#### Request:
Pick out the lines below that include the string "precentral".

┌─ Data in this exercise

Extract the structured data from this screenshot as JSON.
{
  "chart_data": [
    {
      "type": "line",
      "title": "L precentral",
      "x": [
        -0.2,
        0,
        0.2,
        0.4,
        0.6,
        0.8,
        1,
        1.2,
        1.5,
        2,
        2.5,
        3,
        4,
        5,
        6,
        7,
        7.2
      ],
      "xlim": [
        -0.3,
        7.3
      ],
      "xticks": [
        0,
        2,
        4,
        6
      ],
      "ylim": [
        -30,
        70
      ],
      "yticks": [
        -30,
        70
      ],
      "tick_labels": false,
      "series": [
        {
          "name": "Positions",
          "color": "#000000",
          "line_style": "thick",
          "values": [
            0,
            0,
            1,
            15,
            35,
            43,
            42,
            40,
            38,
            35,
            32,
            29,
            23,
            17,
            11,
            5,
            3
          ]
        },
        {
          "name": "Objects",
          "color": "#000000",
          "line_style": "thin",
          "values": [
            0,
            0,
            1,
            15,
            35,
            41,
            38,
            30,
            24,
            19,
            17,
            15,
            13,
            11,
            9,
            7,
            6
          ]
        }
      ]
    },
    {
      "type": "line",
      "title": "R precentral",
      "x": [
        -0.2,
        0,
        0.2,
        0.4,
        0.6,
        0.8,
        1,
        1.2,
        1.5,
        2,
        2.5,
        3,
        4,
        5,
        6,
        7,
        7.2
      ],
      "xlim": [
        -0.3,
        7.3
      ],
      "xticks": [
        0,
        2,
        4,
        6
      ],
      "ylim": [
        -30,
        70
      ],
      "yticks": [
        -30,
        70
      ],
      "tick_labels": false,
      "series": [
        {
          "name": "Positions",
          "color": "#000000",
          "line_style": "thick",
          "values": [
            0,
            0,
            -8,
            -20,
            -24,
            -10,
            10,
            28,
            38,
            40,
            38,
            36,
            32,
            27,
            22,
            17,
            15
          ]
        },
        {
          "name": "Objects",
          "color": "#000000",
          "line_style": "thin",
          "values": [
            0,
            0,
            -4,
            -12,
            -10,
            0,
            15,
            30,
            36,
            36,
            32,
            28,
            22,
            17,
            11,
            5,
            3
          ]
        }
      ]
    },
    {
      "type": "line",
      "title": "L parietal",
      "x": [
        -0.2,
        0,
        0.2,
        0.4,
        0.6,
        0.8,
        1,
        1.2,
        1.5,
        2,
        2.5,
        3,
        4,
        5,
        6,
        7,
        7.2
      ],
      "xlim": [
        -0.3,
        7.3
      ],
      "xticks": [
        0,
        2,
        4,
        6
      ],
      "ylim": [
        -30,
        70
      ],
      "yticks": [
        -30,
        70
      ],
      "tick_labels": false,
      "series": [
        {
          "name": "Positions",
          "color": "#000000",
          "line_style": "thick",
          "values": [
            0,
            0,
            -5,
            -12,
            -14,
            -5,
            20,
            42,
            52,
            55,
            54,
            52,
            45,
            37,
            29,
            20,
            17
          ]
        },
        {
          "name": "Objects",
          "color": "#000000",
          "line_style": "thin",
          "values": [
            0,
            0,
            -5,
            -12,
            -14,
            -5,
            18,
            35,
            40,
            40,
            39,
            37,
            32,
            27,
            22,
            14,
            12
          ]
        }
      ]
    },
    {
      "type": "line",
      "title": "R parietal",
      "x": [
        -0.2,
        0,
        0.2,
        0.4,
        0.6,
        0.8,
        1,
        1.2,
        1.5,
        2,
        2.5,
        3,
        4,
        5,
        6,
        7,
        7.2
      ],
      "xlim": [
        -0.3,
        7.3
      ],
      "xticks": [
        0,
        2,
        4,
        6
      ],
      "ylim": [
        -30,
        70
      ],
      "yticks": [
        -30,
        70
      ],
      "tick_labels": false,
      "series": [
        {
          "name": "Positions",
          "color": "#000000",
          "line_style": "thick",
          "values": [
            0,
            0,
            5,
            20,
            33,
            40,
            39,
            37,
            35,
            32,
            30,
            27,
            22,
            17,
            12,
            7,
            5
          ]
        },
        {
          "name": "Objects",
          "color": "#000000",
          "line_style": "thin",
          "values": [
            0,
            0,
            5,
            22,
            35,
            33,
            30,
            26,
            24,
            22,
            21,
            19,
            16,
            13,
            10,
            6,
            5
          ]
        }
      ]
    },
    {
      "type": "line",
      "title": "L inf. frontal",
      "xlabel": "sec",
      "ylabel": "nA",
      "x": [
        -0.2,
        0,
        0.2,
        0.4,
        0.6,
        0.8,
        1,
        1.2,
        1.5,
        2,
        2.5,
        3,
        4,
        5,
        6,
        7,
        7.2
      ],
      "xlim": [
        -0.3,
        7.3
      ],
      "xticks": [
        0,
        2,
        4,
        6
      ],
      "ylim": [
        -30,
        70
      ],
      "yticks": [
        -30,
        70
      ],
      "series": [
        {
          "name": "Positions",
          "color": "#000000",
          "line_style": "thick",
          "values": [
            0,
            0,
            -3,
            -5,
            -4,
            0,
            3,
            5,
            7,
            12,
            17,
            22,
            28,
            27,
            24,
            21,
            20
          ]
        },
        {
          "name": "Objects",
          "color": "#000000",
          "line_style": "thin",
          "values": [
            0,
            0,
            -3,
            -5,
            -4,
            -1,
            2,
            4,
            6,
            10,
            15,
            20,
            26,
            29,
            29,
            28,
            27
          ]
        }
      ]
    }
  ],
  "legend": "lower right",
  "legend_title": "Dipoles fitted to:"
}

└─

#### Result for this task:
      "title": "L precentral",
      "title": "R precentral",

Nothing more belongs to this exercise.